Data records

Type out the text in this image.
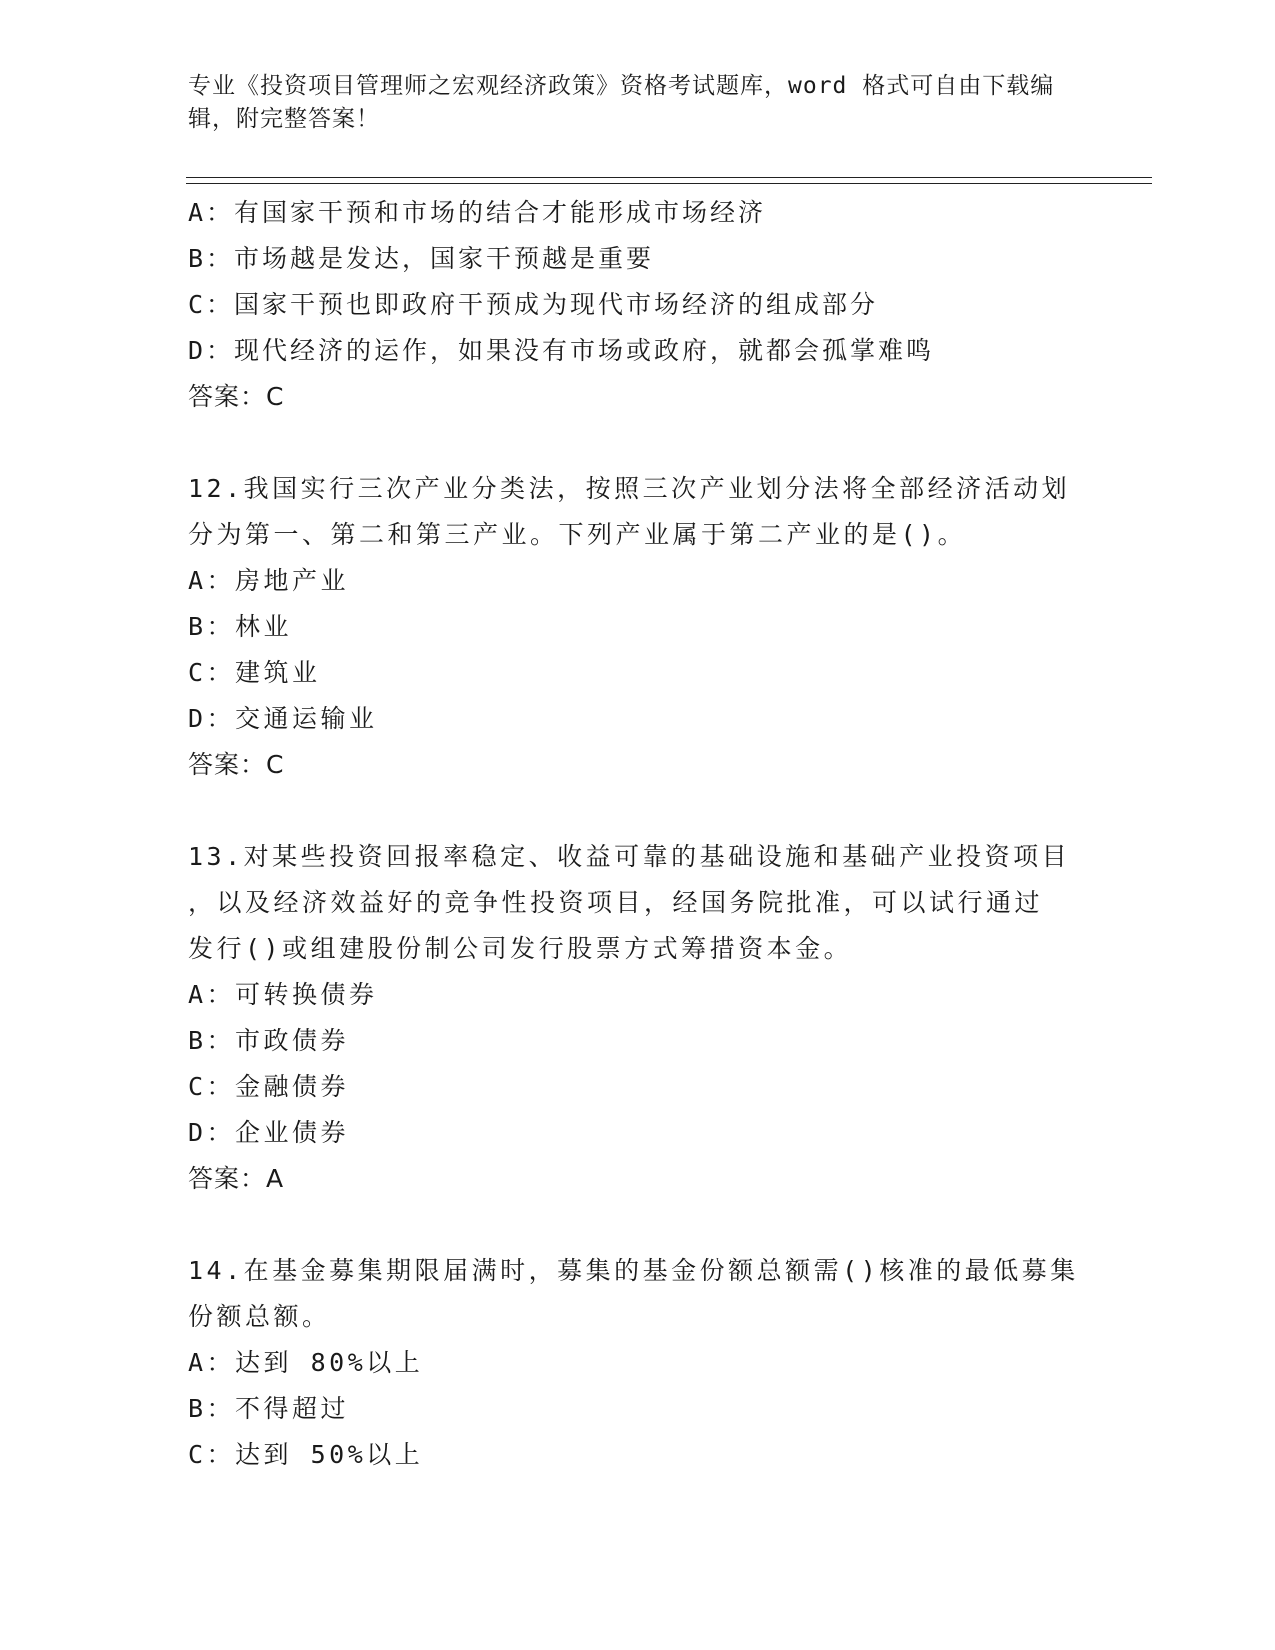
专业《投资项目管理师之宏观经济政策》资格考试题库，word 格式可自由下载编
辑，附完整答案！
A：有国家干预和市场的结合才能形成市场经济
B：市场越是发达，国家干预越是重要
C：国家干预也即政府干预成为现代市场经济的组成部分
D：现代经济的运作，如果没有市场或政府，就都会孤掌难鸣
答案：C
12.我国实行三次产业分类法，按照三次产业划分法将全部经济活动划
分为第一、第二和第三产业。下列产业属于第二产业的是()。
A：房地产业
B：林业
C：建筑业
D：交通运输业
答案：C
13.对某些投资回报率稳定、收益可靠的基础设施和基础产业投资项目
，以及经济效益好的竞争性投资项目，经国务院批准，可以试行通过
发行()或组建股份制公司发行股票方式筹措资本金。
A：可转换债券
B：市政债券
C：金融债券
D：企业债券
答案：A
14.在基金募集期限届满时，募集的基金份额总额需()核准的最低募集
份额总额。
A：达到 80%以上
B：不得超过
C：达到 50%以上
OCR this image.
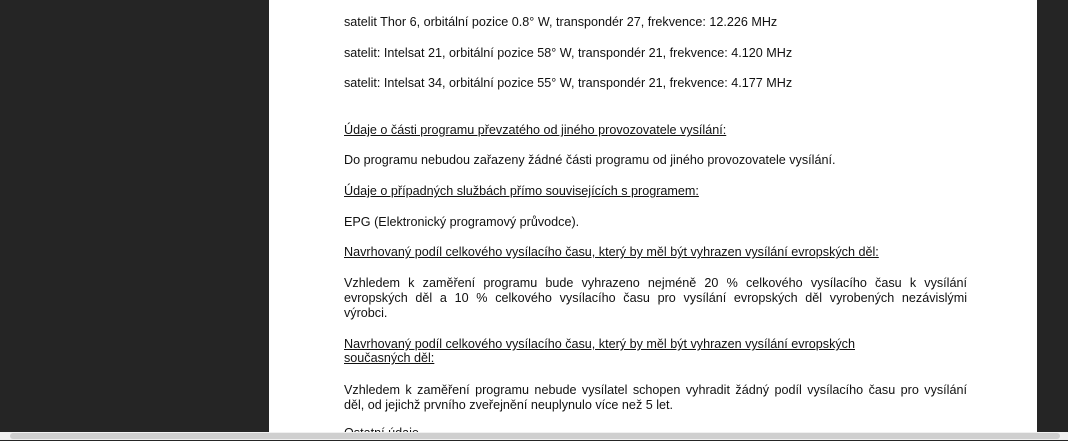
satelit Thor 6, orbitální pozice 0.8° W, transpondér 27, frekvence: 12.226 MHz
satelit: Intelsat 21, orbitální pozice 58° W, transpondér 21, frekvence: 4.120 MHz
satelit: Intelsat 34, orbitální pozice 55° W, transpondér 21, frekvence: 4.177 MHz
Údaje o části programu převzatého od jiného provozovatele vysílání:
Do programu nebudou zařazeny žádné části programu od jiného provozovatele vysílání.
Údaje o případných službách přímo souvisejících s programem:
EPG (Elektronický programový průvodce).
Navrhovaný podíl celkového vysílacího času, který by měl být vyhrazen vysílání evropských děl:
Vzhledem k zaměření programu bude vyhrazeno nejméně 20 % celkového vysílacího času k vysílání
evropských děl a 10 % celkového vysílacího času pro vysílání evropských děl vyrobených nezávislými
výrobci.
Navrhovaný podíl celkového vysílacího času, který by měl být vyhrazen vysílání evropských
současných děl:
Vzhledem k zaměření programu nebude vysílatel schopen vyhradit žádný podíl vysílacího času pro vysílání
děl, od jejichž prvního zveřejnění neuplynulo více než 5 let.
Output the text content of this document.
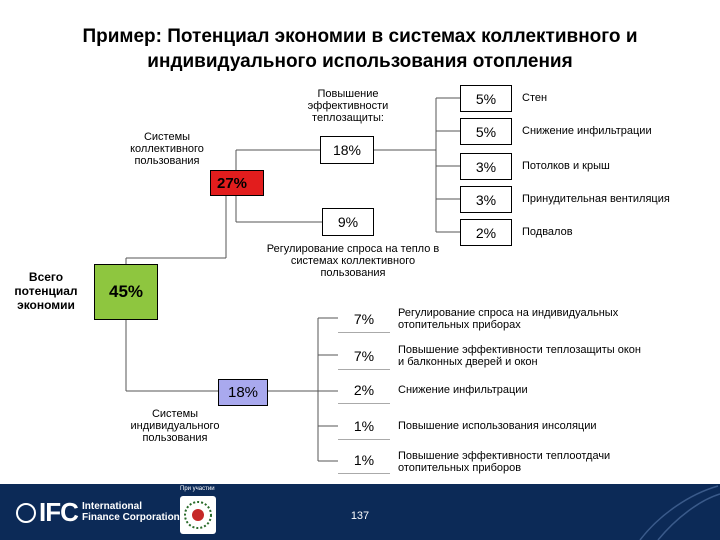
Пример: Потенциал экономии в системах коллективного и
индивидуального использования отопления
Всего
потенциал
экономии
45%
Системы
коллективного
пользования
27%
Повышение
эффективности
теплозащиты:
18%
9%
Регулирование спроса на тепло в
системах коллективного
пользования
5% Стен
5% Снижение инфильтрации
3% Потолков и крыш
3% Принудительная вентиляция
2% Подвалов
18%
Системы
индивидуального
пользования
7% Регулирование спроса на индивидуальных
отопительных приборах
7% Повышение эффективности теплозащиты окон
и балконных дверей и окон
2% Снижение инфильтрации
1% Повышение использования инсоляции
1% Повышение эффективности теплоотдачи
отопительных приборов
IFC International
Finance Corporation
При участии
137
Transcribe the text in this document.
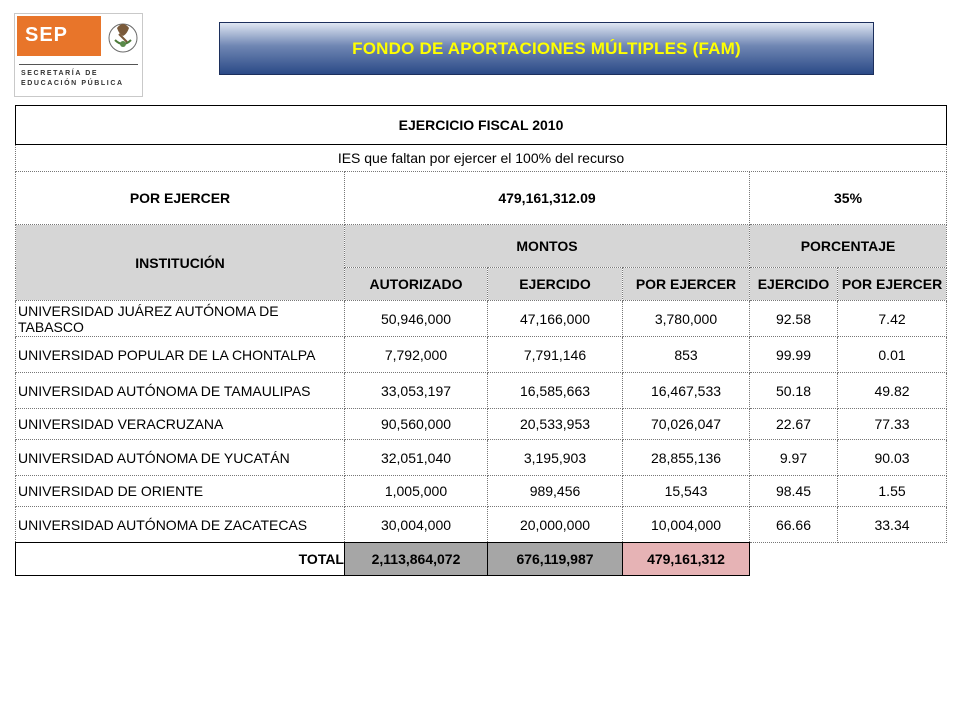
SEP
SECRETARÍA DE
EDUCACIÓN PÚBLICA
FONDO DE APORTACIONES MÚLTIPLES (FAM)
EJERCICIO FISCAL 2010					
IES que faltan por ejercer el 100% del recurso					
POR EJERCER	479,161,312.09			35%	
INSTITUCIÓN	MONTOS			PORCENTAJE	
	AUTORIZADO	EJERCIDO	POR EJERCER	EJERCIDO	POR EJERCER
UNIVERSIDAD JUÁREZ AUTÓNOMA DE TABASCO	50,946,000	47,166,000	3,780,000	92.58	7.42
UNIVERSIDAD POPULAR DE LA CHONTALPA	7,792,000	7,791,146	853	99.99	0.01
UNIVERSIDAD AUTÓNOMA DE TAMAULIPAS	33,053,197	16,585,663	16,467,533	50.18	49.82
UNIVERSIDAD VERACRUZANA	90,560,000	20,533,953	70,026,047	22.67	77.33
UNIVERSIDAD AUTÓNOMA DE YUCATÁN	32,051,040	3,195,903	28,855,136	9.97	90.03
UNIVERSIDAD DE ORIENTE	1,005,000	989,456	15,543	98.45	1.55
UNIVERSIDAD AUTÓNOMA DE ZACATECAS	30,004,000	20,000,000	10,004,000	66.66	33.34
TOTAL	2,113,864,072	676,119,987	479,161,312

STATED TASK>
Check each line of the entries for the string "системах". Copy the lines that have it.

ANSWER TO THIS PROBLEM>
Пример: Потенциал экономии в системах коллективного и
системах коллективного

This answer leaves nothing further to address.